* begin QUOTED TEXT *
CPPGM Programming Assignment 4 (macro)
Write a C++ application called
macro that accepts a C++ Source File on standard input and executes phases 1 through 6 and the tokenization part of phase 7.
The input file may contain:
The input file does NOT include any...
- preprocessing directives other than
- pre-defined macro names
- the pragma operator
Output the resulting tokens as per PA2
You should complete Programming Assignment 2 before starting this assignment.
The starter kit can be obtained from:
$ git clone git://git.cppgm.org/pa4.git
It contains a stub implementation of
macro, a compiled reference implementation and a test suite.
You will also want to reuse most of your code from PA2.
The C++ Source File shall be read from standard input
std::cin in UTF-8 format as per PA1
The tokens shall be output as per PA2
If an error occurs
return EXIT_FAILURE as per the behaviour of
pptoken in PA1.
For an input of:
#define a 3 #define f(x) x x f(a)
Produces an output of:
literal 3 int 03000000 literal 3 int 03000000 eof
As per PA1
Once you have executed phase 1-3 as per PA1
pptoken to produce a sequence of
preprocessing-tokens, you will divide them into preprocessing directives and
Preprocessing directives can be identified by their prefix, one of:
start-of-file # start-of-file whitespace-sequence # new-line # new-line whitespace-sequence #
start-of-file denotes the beggining of the token sequence.
Any of these patterns must start a preprocessing directive. The preprocessing directive is terminated by the next
The only preprocessing directives for PA4 will be macro defines and undefs:
// object-like macros # define identifier new-line # define identifier must-whitespace replacement-list new-line // function-like macros # define identifier no-whitespace ( ) replacement-list new-line # define identifier no-whitespace ( identifier-list ) replacement-list new-line # define identifier no-whitespace ( ... ) replacement-list new-line # define identifier no-whitespace ( identifier-list , ... ) replacement-list new-line // undefine macro # undef identifier new-line
no-whitespace means that there is no
whitespace-sequence between the two adjacent tokens.
must-whitespace means there must be a
whitespace-sequence between the two adjacent tokens. Otherwise
whitespace-sequence may optionally appear between any tokens.
* end QUOTED TEXT *
• SHORT TASK A: Report every line in the records below that contains the word "header".
* begin EXERCISE MATERIALS *
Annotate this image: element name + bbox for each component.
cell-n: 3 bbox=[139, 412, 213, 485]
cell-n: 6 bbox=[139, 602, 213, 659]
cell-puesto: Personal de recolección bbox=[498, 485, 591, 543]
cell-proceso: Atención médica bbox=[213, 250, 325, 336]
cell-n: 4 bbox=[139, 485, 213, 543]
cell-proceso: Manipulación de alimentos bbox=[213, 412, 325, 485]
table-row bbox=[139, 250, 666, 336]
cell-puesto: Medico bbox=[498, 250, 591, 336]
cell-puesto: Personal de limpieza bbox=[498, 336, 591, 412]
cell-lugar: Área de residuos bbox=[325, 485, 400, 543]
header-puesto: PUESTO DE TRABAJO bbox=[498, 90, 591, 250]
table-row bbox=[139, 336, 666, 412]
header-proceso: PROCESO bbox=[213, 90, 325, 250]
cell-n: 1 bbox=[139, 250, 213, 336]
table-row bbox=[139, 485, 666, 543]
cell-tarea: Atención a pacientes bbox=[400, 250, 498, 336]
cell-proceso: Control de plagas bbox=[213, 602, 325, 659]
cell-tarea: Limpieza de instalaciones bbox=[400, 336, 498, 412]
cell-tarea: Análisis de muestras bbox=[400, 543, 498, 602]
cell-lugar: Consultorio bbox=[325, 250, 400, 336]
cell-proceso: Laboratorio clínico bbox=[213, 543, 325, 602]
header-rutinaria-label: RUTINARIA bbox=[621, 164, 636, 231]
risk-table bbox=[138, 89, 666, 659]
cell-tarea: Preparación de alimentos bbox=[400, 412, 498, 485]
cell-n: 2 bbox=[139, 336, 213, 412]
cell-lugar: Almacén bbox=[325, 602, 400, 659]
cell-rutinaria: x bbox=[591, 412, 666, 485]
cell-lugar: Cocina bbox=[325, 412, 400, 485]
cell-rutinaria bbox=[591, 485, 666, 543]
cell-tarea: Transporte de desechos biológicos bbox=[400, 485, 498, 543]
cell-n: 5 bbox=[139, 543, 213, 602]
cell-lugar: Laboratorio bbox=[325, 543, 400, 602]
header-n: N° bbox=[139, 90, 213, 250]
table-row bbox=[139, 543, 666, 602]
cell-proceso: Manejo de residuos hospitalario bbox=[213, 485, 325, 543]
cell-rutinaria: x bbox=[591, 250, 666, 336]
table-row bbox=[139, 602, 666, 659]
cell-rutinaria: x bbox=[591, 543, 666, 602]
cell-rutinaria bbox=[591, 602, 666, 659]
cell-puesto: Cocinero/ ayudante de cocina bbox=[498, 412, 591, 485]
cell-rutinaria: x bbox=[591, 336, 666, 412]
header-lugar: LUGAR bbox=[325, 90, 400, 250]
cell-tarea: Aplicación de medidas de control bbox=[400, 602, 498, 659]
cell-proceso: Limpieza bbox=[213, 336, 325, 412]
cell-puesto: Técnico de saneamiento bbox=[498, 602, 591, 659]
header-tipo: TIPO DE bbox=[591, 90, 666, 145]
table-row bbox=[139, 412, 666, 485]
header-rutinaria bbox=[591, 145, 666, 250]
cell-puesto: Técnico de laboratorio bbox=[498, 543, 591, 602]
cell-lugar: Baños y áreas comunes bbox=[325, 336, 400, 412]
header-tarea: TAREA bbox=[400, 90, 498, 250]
* end EXERCISE MATERIALS *
• SHORT TASK B: Summarize the assignment description in two sentences.

• WRITTEN RESPONSE A:
header-puesto: PUESTO DE TRABAJO bbox=[498, 90, 591, 250]
header-proceso: PROCESO bbox=[213, 90, 325, 250]
header-rutinaria-label: RUTINARIA bbox=[621, 164, 636, 231]
header-n: N° bbox=[139, 90, 213, 250]
header-lugar: LUGAR bbox=[325, 90, 400, 250]
header-tipo: TIPO DE bbox=[591, 90, 666, 145]
header-rutinaria bbox=[591, 145, 666, 250]
header-tarea: TAREA bbox=[400, 90, 498, 250]

• WRITTEN RESPONSE B: Programming Assignment 4 asks for a C++ application called macro that reads a C++ source file in UTF-8 from standard input, executes phases 1 through 6 and the tokenization part of phase 7, and outputs the resulting tokens as per PA2. The only preprocessing directives it must handle are macro defines and undefs, and if an error occurs it returns EXIT_FAILURE.